### STATED PROBLEM
Copy all of the material below word for word, keeping every line as it is.

### ENTRIES PROVIDED
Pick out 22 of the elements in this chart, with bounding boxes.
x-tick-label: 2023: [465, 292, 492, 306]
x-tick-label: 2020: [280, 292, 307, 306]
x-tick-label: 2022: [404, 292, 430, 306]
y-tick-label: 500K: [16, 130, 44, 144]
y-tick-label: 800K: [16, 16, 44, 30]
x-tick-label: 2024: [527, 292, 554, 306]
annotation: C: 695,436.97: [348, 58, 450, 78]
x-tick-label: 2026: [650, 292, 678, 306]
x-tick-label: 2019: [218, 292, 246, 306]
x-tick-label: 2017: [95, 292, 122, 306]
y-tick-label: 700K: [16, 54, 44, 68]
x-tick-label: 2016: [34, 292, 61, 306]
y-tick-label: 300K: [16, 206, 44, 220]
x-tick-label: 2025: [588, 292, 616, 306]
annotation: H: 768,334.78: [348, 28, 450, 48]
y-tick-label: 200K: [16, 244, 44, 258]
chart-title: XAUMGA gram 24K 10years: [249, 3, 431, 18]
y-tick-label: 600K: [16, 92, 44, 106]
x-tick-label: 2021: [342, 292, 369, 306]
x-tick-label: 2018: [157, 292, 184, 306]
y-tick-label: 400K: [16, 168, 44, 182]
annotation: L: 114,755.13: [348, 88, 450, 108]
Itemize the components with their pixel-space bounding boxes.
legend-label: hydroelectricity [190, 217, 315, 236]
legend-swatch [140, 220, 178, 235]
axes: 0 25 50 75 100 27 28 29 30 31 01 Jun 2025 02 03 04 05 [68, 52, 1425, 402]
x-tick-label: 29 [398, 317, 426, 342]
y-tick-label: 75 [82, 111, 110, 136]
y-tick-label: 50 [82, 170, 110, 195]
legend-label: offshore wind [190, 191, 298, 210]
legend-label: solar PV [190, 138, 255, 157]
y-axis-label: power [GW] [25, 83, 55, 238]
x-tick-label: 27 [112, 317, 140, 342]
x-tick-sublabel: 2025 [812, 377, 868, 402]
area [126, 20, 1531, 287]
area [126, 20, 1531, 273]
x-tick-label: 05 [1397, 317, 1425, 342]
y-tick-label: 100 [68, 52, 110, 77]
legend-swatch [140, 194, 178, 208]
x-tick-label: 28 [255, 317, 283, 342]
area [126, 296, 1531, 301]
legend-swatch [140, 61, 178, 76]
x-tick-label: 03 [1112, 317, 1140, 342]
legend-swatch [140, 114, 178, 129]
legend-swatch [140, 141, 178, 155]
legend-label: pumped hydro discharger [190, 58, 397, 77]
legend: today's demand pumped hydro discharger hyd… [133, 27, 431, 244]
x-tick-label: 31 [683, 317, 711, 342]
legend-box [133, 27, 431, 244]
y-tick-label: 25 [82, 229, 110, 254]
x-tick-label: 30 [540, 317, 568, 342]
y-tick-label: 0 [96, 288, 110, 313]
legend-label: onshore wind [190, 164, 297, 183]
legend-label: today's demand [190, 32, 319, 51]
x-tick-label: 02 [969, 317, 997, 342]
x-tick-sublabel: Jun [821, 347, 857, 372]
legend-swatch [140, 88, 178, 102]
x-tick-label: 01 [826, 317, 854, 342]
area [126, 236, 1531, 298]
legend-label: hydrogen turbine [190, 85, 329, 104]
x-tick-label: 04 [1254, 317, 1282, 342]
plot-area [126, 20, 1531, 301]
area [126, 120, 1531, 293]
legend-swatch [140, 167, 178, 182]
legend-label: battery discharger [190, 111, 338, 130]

### CORRECT RESPONSE
Pick out 22 of the elements in this chart, with bounding boxes.
x-tick-label: 2023: [465, 292, 492, 306]
x-tick-label: 2020: [280, 292, 307, 306]
x-tick-label: 2022: [404, 292, 430, 306]
y-tick-label: 500K: [16, 130, 44, 144]
y-tick-label: 800K: [16, 16, 44, 30]
x-tick-label: 2024: [527, 292, 554, 306]
annotation: C: 695,436.97: [348, 58, 450, 78]
x-tick-label: 2026: [650, 292, 678, 306]
x-tick-label: 2019: [218, 292, 246, 306]
x-tick-label: 2017: [95, 292, 122, 306]
y-tick-label: 700K: [16, 54, 44, 68]
x-tick-label: 2016: [34, 292, 61, 306]
y-tick-label: 300K: [16, 206, 44, 220]
x-tick-label: 2025: [588, 292, 616, 306]
annotation: H: 768,334.78: [348, 28, 450, 48]
y-tick-label: 200K: [16, 244, 44, 258]
chart-title: XAUMGA gram 24K 10years: [249, 3, 431, 18]
y-tick-label: 600K: [16, 92, 44, 106]
x-tick-label: 2021: [342, 292, 369, 306]
x-tick-label: 2018: [157, 292, 184, 306]
y-tick-label: 400K: [16, 168, 44, 182]
annotation: L: 114,755.13: [348, 88, 450, 108]
Itemize the components with their pixel-space bounding boxes.
legend-label: hydroelectricity [190, 217, 315, 236]
legend-swatch [140, 220, 178, 235]
axes: 0 25 50 75 100 27 28 29 30 31 01 Jun 2025 02 03 04 05 [68, 52, 1425, 402]
x-tick-label: 29 [398, 317, 426, 342]
y-tick-label: 75 [82, 111, 110, 136]
y-tick-label: 50 [82, 170, 110, 195]
legend-label: offshore wind [190, 191, 298, 210]
legend-label: solar PV [190, 138, 255, 157]
y-axis-label: power [GW] [25, 83, 55, 238]
x-tick-label: 27 [112, 317, 140, 342]
x-tick-sublabel: 2025 [812, 377, 868, 402]
area [126, 20, 1531, 287]
area [126, 20, 1531, 273]
x-tick-label: 05 [1397, 317, 1425, 342]
y-tick-label: 100 [68, 52, 110, 77]
legend-swatch [140, 194, 178, 208]
x-tick-label: 28 [255, 317, 283, 342]
area [126, 296, 1531, 301]
legend-swatch [140, 61, 178, 76]
x-tick-label: 03 [1112, 317, 1140, 342]
legend-swatch [140, 114, 178, 129]
legend-swatch [140, 141, 178, 155]
legend-label: pumped hydro discharger [190, 58, 397, 77]
legend: today's demand pumped hydro discharger hyd… [133, 27, 431, 244]
x-tick-label: 31 [683, 317, 711, 342]
legend-box [133, 27, 431, 244]
y-tick-label: 25 [82, 229, 110, 254]
x-tick-label: 30 [540, 317, 568, 342]
y-tick-label: 0 [96, 288, 110, 313]
legend-label: onshore wind [190, 164, 297, 183]
legend-label: today's demand [190, 32, 319, 51]
x-tick-label: 02 [969, 317, 997, 342]
x-tick-sublabel: Jun [821, 347, 857, 372]
legend-swatch [140, 88, 178, 102]
x-tick-label: 01 [826, 317, 854, 342]
area [126, 236, 1531, 298]
legend-label: hydrogen turbine [190, 85, 329, 104]
x-tick-label: 04 [1254, 317, 1282, 342]
plot-area [126, 20, 1531, 301]
area [126, 120, 1531, 293]
legend-swatch [140, 167, 178, 182]
legend-label: battery discharger [190, 111, 338, 130]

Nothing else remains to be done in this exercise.